→ **Data in this exercise**:
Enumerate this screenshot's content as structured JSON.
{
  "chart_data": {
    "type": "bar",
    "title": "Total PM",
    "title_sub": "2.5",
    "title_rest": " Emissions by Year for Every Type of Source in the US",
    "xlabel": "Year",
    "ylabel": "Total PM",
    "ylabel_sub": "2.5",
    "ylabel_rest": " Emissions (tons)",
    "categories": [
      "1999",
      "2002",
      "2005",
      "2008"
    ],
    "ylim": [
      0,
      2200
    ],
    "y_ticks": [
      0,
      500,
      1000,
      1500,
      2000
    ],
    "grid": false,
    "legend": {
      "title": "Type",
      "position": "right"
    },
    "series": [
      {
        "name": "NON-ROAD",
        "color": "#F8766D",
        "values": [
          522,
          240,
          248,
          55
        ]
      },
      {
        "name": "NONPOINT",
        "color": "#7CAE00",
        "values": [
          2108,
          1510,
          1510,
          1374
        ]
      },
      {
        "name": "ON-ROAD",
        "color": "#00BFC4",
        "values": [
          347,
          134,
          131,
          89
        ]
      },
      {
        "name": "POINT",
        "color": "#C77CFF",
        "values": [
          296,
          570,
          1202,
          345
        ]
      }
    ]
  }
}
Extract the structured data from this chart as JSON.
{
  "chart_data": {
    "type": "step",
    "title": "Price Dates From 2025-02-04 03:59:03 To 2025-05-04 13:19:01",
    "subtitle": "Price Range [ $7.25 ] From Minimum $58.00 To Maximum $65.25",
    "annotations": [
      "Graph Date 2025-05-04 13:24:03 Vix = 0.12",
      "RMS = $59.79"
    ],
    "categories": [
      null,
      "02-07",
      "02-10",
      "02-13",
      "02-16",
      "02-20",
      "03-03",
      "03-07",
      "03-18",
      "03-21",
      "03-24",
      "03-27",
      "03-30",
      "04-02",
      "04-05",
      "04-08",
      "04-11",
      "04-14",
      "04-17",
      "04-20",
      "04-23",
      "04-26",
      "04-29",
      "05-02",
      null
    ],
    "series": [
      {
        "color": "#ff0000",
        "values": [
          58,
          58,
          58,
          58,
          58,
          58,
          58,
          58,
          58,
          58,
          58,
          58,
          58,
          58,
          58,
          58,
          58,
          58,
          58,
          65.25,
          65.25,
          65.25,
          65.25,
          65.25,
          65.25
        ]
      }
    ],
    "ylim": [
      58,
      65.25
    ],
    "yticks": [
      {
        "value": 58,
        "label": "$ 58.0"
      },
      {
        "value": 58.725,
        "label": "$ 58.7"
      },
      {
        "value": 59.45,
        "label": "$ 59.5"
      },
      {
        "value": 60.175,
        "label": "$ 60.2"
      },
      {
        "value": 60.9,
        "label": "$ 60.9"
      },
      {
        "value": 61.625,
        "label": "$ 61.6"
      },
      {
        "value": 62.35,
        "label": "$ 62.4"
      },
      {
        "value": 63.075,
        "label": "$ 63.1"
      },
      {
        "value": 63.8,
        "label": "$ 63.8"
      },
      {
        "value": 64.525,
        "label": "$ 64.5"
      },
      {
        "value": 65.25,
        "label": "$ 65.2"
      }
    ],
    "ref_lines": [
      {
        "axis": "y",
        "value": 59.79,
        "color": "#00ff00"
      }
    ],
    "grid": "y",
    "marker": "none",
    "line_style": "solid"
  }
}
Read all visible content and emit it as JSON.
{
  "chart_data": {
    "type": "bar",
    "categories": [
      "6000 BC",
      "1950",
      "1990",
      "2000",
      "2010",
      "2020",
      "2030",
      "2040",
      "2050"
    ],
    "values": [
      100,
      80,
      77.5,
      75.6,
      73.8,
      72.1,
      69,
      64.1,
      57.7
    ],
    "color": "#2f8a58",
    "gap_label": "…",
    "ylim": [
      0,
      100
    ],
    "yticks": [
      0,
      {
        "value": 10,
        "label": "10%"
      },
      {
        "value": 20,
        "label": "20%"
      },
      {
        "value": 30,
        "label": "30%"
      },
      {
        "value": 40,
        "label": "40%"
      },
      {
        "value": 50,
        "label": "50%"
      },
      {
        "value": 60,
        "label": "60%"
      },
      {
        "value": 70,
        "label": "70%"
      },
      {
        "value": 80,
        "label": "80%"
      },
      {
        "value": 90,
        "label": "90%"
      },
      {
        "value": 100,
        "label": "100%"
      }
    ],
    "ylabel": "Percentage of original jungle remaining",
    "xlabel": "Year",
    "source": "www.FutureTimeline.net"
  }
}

→ **Direction**: Copy out every line of the data that includes "JSON".

→ **Answer in full**:
Enumerate this screenshot's content as structured JSON.
Extract the structured data from this chart as JSON.
Read all visible content and emit it as JSON.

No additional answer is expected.